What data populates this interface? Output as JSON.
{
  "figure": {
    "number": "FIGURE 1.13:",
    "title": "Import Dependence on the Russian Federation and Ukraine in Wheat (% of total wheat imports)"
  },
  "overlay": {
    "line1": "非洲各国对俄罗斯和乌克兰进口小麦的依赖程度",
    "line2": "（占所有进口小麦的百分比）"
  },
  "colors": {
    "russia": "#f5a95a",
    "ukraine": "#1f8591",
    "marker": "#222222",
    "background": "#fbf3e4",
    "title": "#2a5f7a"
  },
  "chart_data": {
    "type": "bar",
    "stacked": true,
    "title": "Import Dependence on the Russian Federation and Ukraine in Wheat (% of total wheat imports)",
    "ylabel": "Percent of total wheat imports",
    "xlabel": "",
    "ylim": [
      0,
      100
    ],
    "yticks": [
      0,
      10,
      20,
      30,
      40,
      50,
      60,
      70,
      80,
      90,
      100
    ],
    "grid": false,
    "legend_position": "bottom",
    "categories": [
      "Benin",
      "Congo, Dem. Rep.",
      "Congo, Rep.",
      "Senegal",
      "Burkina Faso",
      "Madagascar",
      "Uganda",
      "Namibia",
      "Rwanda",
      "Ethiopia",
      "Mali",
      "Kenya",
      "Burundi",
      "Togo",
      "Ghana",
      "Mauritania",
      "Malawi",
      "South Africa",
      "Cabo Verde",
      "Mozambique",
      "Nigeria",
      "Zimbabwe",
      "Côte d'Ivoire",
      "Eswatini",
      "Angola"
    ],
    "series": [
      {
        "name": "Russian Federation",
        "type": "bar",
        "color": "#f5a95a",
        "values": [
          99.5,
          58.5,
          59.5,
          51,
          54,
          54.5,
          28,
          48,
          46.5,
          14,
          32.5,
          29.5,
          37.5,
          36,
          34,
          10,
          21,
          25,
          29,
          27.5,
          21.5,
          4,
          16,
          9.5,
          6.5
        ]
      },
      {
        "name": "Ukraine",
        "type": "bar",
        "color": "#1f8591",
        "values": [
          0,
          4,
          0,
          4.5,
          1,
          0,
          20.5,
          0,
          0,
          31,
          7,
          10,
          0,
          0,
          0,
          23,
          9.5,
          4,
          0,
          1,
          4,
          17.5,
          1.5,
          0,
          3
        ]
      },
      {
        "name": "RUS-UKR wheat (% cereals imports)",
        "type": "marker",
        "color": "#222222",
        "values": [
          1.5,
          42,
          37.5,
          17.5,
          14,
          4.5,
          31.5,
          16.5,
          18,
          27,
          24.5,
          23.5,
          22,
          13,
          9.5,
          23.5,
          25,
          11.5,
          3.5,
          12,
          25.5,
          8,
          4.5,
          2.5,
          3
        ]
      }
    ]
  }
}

WHAT YOU SHOULD DO ▸ Extract the full set of entries word for word.

OUTPUT FOR THIS TASK ▸
What data populates this interface? Output as JSON.
{
  "figure": {
    "number": "FIGURE 1.13:",
    "title": "Import Dependence on the Russian Federation and Ukraine in Wheat (% of total wheat imports)"
  },
  "overlay": {
    "line1": "非洲各国对俄罗斯和乌克兰进口小麦的依赖程度",
    "line2": "（占所有进口小麦的百分比）"
  },
  "colors": {
    "russia": "#f5a95a",
    "ukraine": "#1f8591",
    "marker": "#222222",
    "background": "#fbf3e4",
    "title": "#2a5f7a"
  },
  "chart_data": {
    "type": "bar",
    "stacked": true,
    "title": "Import Dependence on the Russian Federation and Ukraine in Wheat (% of total wheat imports)",
    "ylabel": "Percent of total wheat imports",
    "xlabel": "",
    "ylim": [
      0,
      100
    ],
    "yticks": [
      0,
      10,
      20,
      30,
      40,
      50,
      60,
      70,
      80,
      90,
      100
    ],
    "grid": false,
    "legend_position": "bottom",
    "categories": [
      "Benin",
      "Congo, Dem. Rep.",
      "Congo, Rep.",
      "Senegal",
      "Burkina Faso",
      "Madagascar",
      "Uganda",
      "Namibia",
      "Rwanda",
      "Ethiopia",
      "Mali",
      "Kenya",
      "Burundi",
      "Togo",
      "Ghana",
      "Mauritania",
      "Malawi",
      "South Africa",
      "Cabo Verde",
      "Mozambique",
      "Nigeria",
      "Zimbabwe",
      "Côte d'Ivoire",
      "Eswatini",
      "Angola"
    ],
    "series": [
      {
        "name": "Russian Federation",
        "type": "bar",
        "color": "#f5a95a",
        "values": [
          99.5,
          58.5,
          59.5,
          51,
          54,
          54.5,
          28,
          48,
          46.5,
          14,
          32.5,
          29.5,
          37.5,
          36,
          34,
          10,
          21,
          25,
          29,
          27.5,
          21.5,
          4,
          16,
          9.5,
          6.5
        ]
      },
      {
        "name": "Ukraine",
        "type": "bar",
        "color": "#1f8591",
        "values": [
          0,
          4,
          0,
          4.5,
          1,
          0,
          20.5,
          0,
          0,
          31,
          7,
          10,
          0,
          0,
          0,
          23,
          9.5,
          4,
          0,
          1,
          4,
          17.5,
          1.5,
          0,
          3
        ]
      },
      {
        "name": "RUS-UKR wheat (% cereals imports)",
        "type": "marker",
        "color": "#222222",
        "values": [
          1.5,
          42,
          37.5,
          17.5,
          14,
          4.5,
          31.5,
          16.5,
          18,
          27,
          24.5,
          23.5,
          22,
          13,
          9.5,
          23.5,
          25,
          11.5,
          3.5,
          12,
          25.5,
          8,
          4.5,
          2.5,
          3
        ]
      }
    ]
  }
}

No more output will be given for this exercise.